◆ Excerpted text:
┏━━

Postcard from London
Daily Review, 23 March 2015
I’m writing this Postcard in one of the slightly-the-worse-for-wear front carriages of the 10.02 to Chichester as it pulls out from London Victoria. I hope I’m far enough to the front, as the rear ones mysteriously end up in Bognor Regis. The view through the window is not encouraging: bare trees and concrete tower blocks rise up beneath leaden skies. It’s early spring, but you wouldn’t know it.
The carriage is almost empty at first, but as we pull up at Clapham Junction a horde of people pour in: emotionally contained locals (who mostly seem to dress in dark hiking gear as if about to embark on a Himalayan trek even on the Tube) and more expensively attired, bedecked, coiffured and openly sulky tourists (half of whom later get off at Gatwick Airport).
Two out of three people slump over handheld devices; others stare straight ahead or murmur in pairs as if under surveillance. Perhaps we are. According to a recent story in The Guardian there are six million CCTV cameras in the UK, one of the highest concentrations per capita in the world. More generally, there’s a culture of compliance here (at least among the English, I don’t include the Celts) that goes back at least to 1066 (not insignificantly the only date in English history that everyone remembers). Perhaps that’s why they’re so ready to form queues.
I arrived in London on a Friday morning on the first leg of a five-month pilgrimage of international travel, research, observation and training, courtesy of a mid-career Creative Development Fellowship grant from the WA Department of Culture and the Arts. I’ve got a self-devised itinerary that’s taking me from London to Glasgow, Orkney, Berlin, Minneapolis, New York and Paris.
I’m staying in a garden flat in Islington, courtesy of Airbnb. It turns out to be a few blocks back from a shabby stretch of Holloway Road near Arsenal Stadium, in a quiet Victorian crescent. Turning the corner feels like entering one of those wrinkles in time London seems to harbour everywhere. There’s also a teeming diversity of cultures here one can only dream of in Perth. Ironically my Indian host lives in Sydney, but his mother and cousin are waiting for me when I arrive. Later I learn his parents are struggling to deal with his absence; his mother tells me it’s customary in Indian culture for children go on living with or near their parents.
I shop at a nearby Tescos and have dinner at the local pub next to the Tube station. I’ll be living here for the next ten days. Already it feels like a home away from home. When I leave ten days later, my host’s mother tells me she’ll miss me.
On Saturday morning I head off to Three Mills, a vast film studio complex (and former tidal mill) on an island in the River Lea in East London, for a final rehearsal/first runthough of Mermaid: a new production by physical/literary storytelling theatre company Shared Experience, written and directed by longstanding artistic director Polly Teale.
I’ve been reading about Shared Experience since the company’s inception in the ’70s. Originally led by Mike Alfreds, they pioneered a style of minimalist theatre focussing on the actor as storyteller and largely eschewing set, props, costumes, lighting or sound effects. Their adaptations of The Arabian Nights and Bleak House paved the way for other, more spectacular literary epics like Trevor Nunn’s Nicholas Nickleby for the RSC and Peter Brook’s Mahabharata for the Bouffes du Nord.

┗━━

◆ To-do list:
1. In the London postcard, which company staged the production of Mermaid that the writer went to see in rehearsal?
2. Continue the London postcard, picking up right after its paragraph about the history of Shared Experience.

◆ Stored data:
┏━━

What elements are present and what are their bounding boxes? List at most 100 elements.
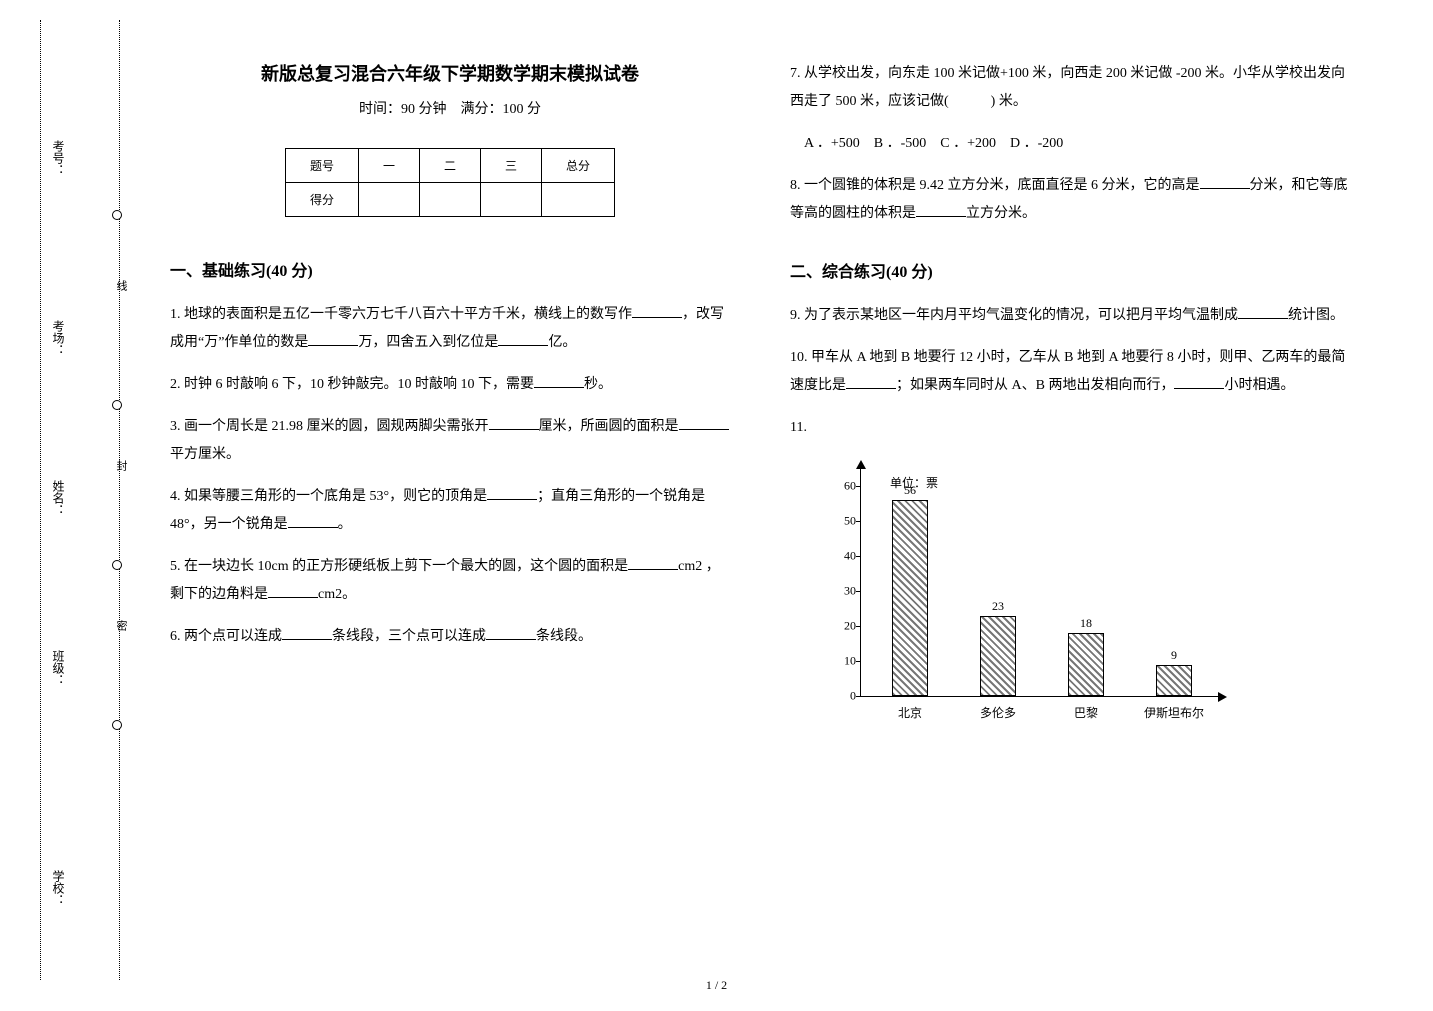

┗━━

◆ Answers per task:
1. Shared Experience

2.
In the ’90s the company shifted focus with the arrival of Nancy Meckler and then Polly Teale as joint artistic directors and Liz Ranken as movement director: the content became mostly derived from novels with female protagonists like The Mill on the Floss and Anna Karenina; and the staging and performances became more overtly physical and expressive of characters’ repressed emotional states. I saw War and Peace (co-directed by Teale) at the National Theatre in London back in the ’90s and it made a huge impression on me. I emailed them last year, and now I’ve been invited to watch the company at work as they make the transition from rehearsals to production.
Teale’s play is based on Andersen’s Little Mermaid as viewed through the lense of contemporary young women’s struggles with body-image, peer group pressure and the echo-chamber of social media. The script frames the original tale within a contemporary scenario involving a teenage girl (who is also narrates a version of the Andersen story), her parents and a network of unreliable ‘friends’. There’s an ensemble cast of eight, playing multiple roles, on (and under) a raised wooden stage. The show is travelling to regional theatres, where it will engage a local chorus of teenage girls at each venue. Education and community involvement is also now a signature of the company’s work.
I’m captivated by the staging of the Andersen story, especially the use of movement, music and chanting to create an emotional water-world. I’m less convinced by the contemporary frame-story, and slightly confused by the royal family and prince who seem to exist in both stories simultaneously. I’m also unconvinced and confused by the end, which replaces the cruelty of the original (in which the Mermaid like so many of Andersen’s protagonists dies and is ‘redeemed’ in an act of masochistic self-sacrifice) with an ecstatic merging between narrator and mermaid. I share my experience with Teale afterwards when she asks me if anything seems unclear.
I’ll see how the production shapes up, in a week’s time, when it opens at the Nottingham Playhouse. Meanwhile, I’m immensely grateful for being invited, and leave the rehearsal room with the sound of mermaids singing in my head.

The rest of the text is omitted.